• _Rows from a layout dataset_:

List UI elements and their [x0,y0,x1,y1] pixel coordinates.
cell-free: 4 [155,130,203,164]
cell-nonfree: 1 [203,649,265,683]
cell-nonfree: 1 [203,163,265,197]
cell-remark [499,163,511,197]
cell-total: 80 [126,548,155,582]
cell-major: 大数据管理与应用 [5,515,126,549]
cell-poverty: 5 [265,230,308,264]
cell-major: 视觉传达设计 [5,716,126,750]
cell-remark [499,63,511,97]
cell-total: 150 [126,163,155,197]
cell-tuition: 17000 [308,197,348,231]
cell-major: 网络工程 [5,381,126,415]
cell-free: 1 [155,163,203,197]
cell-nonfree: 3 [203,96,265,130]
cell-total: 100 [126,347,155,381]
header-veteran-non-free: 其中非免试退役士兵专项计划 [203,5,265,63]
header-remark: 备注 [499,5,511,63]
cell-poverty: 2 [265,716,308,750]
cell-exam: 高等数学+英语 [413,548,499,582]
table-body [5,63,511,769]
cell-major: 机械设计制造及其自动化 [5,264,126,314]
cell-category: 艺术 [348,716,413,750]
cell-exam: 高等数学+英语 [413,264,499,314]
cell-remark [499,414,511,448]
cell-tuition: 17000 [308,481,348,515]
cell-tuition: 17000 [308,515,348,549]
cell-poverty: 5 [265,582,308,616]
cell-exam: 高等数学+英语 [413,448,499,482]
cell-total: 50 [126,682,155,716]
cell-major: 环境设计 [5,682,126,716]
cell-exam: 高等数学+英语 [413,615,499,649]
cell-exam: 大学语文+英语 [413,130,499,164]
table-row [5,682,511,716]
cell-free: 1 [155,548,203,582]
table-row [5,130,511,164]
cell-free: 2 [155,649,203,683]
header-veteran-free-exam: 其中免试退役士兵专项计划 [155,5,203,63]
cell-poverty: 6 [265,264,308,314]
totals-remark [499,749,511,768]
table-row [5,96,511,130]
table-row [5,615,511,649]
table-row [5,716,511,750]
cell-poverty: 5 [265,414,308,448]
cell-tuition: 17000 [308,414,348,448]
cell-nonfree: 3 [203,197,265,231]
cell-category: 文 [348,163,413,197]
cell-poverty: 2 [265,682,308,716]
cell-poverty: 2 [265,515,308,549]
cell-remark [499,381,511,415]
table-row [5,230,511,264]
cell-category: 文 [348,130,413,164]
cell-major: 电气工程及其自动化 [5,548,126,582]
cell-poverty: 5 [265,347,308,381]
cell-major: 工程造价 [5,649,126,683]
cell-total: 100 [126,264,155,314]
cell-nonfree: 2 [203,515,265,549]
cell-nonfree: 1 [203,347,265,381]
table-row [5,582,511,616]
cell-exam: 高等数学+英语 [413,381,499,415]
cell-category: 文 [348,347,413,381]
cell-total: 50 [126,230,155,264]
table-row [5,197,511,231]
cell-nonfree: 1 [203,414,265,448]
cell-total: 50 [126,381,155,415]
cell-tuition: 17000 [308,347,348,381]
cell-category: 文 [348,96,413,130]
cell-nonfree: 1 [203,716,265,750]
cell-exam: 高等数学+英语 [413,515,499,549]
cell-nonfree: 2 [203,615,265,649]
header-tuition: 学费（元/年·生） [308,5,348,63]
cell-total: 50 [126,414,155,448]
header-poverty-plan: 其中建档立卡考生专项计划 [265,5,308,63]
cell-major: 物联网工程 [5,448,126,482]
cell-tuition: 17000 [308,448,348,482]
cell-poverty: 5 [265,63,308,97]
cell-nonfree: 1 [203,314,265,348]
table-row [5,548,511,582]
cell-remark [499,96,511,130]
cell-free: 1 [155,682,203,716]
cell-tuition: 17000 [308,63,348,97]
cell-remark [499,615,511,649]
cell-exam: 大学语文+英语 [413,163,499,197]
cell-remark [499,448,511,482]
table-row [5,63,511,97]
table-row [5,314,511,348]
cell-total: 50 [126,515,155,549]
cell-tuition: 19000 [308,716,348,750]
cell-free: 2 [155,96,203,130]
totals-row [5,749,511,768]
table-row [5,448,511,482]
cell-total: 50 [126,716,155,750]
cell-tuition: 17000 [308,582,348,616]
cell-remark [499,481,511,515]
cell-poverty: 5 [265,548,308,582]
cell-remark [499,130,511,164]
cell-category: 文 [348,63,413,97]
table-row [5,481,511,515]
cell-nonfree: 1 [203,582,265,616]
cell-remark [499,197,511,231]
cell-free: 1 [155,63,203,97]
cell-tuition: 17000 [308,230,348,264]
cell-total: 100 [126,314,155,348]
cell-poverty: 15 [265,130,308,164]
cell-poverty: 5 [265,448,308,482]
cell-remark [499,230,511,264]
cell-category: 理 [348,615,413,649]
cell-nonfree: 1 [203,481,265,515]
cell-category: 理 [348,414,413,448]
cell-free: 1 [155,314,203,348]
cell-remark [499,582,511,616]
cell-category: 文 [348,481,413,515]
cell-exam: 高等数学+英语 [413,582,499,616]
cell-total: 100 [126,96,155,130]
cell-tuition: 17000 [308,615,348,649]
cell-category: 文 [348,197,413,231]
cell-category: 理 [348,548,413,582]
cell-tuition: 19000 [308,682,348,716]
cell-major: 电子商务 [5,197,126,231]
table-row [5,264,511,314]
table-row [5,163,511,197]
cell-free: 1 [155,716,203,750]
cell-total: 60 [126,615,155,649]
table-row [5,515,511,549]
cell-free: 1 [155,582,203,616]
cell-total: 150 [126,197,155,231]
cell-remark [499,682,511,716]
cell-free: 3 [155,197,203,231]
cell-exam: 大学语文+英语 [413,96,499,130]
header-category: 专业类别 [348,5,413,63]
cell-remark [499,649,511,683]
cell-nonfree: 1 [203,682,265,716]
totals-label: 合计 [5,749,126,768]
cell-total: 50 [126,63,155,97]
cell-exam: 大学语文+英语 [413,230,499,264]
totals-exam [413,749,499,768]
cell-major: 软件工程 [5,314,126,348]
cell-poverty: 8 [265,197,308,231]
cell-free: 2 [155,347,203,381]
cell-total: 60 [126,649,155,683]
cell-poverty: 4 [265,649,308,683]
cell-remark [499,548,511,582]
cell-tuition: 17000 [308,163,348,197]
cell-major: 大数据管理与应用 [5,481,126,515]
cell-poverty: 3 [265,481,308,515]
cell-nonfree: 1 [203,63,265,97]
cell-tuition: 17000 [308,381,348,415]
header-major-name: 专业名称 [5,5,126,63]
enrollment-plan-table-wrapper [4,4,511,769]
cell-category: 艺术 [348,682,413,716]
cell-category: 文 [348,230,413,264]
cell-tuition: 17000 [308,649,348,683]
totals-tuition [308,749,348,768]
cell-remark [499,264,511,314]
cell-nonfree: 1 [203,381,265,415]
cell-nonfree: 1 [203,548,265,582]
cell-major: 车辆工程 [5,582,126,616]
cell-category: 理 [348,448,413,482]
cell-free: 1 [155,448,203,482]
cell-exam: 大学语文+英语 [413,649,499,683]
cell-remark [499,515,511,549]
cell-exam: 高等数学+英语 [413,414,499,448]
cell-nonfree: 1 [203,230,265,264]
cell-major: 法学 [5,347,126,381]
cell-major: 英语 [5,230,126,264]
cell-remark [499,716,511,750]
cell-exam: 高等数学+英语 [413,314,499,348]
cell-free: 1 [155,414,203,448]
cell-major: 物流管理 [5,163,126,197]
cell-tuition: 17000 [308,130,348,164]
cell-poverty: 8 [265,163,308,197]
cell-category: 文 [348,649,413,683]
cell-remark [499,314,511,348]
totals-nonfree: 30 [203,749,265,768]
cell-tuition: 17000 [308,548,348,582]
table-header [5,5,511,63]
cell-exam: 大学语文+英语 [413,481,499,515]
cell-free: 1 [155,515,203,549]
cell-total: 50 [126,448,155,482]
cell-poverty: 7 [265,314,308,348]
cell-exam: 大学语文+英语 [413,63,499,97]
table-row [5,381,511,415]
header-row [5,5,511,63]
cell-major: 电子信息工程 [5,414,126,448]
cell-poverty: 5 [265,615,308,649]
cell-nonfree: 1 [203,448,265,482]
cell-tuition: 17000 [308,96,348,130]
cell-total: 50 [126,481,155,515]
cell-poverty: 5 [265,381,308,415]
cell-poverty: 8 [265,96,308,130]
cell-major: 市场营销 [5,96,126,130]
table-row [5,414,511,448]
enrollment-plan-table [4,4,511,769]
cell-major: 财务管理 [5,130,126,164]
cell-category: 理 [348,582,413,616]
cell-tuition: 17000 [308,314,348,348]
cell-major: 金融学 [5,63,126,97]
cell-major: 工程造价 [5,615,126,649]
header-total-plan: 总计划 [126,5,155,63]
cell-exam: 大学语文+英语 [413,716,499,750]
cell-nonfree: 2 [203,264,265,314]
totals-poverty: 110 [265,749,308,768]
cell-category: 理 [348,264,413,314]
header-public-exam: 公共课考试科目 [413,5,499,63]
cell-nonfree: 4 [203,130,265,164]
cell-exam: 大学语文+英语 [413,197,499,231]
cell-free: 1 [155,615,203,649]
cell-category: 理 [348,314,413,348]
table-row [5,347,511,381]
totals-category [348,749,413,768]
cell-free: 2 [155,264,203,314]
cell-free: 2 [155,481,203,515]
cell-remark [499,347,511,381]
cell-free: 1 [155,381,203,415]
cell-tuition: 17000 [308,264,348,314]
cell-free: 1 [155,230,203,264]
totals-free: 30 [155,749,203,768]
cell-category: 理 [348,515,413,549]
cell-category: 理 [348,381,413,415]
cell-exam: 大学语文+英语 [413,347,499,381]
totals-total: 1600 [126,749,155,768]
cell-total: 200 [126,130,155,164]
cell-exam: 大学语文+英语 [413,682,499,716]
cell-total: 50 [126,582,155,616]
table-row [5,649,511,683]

• _TASK GOAL_: Reproduce the data starting at the first line and ending at the line containing "cell-total: 50 [126,381,155,415]", renaming "cell-exam" to "cell-subject" throughout those lines and leaving all else unchanged.

• _ANSWER TO THIS TASK_:
List UI elements and their [x0,y0,x1,y1] pixel coordinates.
cell-free: 4 [155,130,203,164]
cell-nonfree: 1 [203,649,265,683]
cell-nonfree: 1 [203,163,265,197]
cell-remark [499,163,511,197]
cell-total: 80 [126,548,155,582]
cell-major: 大数据管理与应用 [5,515,126,549]
cell-poverty: 5 [265,230,308,264]
cell-major: 视觉传达设计 [5,716,126,750]
cell-remark [499,63,511,97]
cell-total: 150 [126,163,155,197]
cell-tuition: 17000 [308,197,348,231]
cell-major: 网络工程 [5,381,126,415]
cell-free: 1 [155,163,203,197]
cell-nonfree: 3 [203,96,265,130]
cell-total: 100 [126,347,155,381]
header-veteran-non-free: 其中非免试退役士兵专项计划 [203,5,265,63]
header-remark: 备注 [499,5,511,63]
cell-poverty: 2 [265,716,308,750]
cell-subject: 高等数学+英语 [413,548,499,582]
table-body [5,63,511,769]
cell-major: 机械设计制造及其自动化 [5,264,126,314]
cell-category: 艺术 [348,716,413,750]
cell-subject: 高等数学+英语 [413,264,499,314]
cell-remark [499,414,511,448]
cell-tuition: 17000 [308,481,348,515]
cell-tuition: 17000 [308,515,348,549]
cell-poverty: 5 [265,582,308,616]
cell-subject: 高等数学+英语 [413,448,499,482]
cell-total: 50 [126,682,155,716]
cell-major: 环境设计 [5,682,126,716]
cell-subject: 高等数学+英语 [413,615,499,649]
cell-subject: 大学语文+英语 [413,130,499,164]
table-row [5,682,511,716]
cell-free: 1 [155,548,203,582]
table-row [5,130,511,164]
cell-free: 2 [155,649,203,683]
header-veteran-free-exam: 其中免试退役士兵专项计划 [155,5,203,63]
cell-poverty: 6 [265,264,308,314]
totals-remark [499,749,511,768]
table-row [5,96,511,130]
table-row [5,615,511,649]
table-row [5,716,511,750]
cell-poverty: 5 [265,414,308,448]
cell-tuition: 17000 [308,414,348,448]
cell-nonfree: 3 [203,197,265,231]
cell-category: 文 [348,163,413,197]
cell-poverty: 2 [265,682,308,716]
cell-poverty: 2 [265,515,308,549]
cell-remark [499,381,511,415]
table-row [5,230,511,264]
cell-category: 文 [348,130,413,164]
cell-major: 电气工程及其自动化 [5,548,126,582]
cell-poverty: 5 [265,347,308,381]
cell-major: 工程造价 [5,649,126,683]
cell-total: 100 [126,264,155,314]
cell-nonfree: 2 [203,515,265,549]
cell-nonfree: 1 [203,347,265,381]
table-row [5,582,511,616]
cell-subject: 高等数学+英语 [413,381,499,415]
cell-category: 文 [348,347,413,381]
cell-total: 50 [126,230,155,264]
table-row [5,197,511,231]
cell-nonfree: 1 [203,414,265,448]
cell-total: 50 [126,381,155,415]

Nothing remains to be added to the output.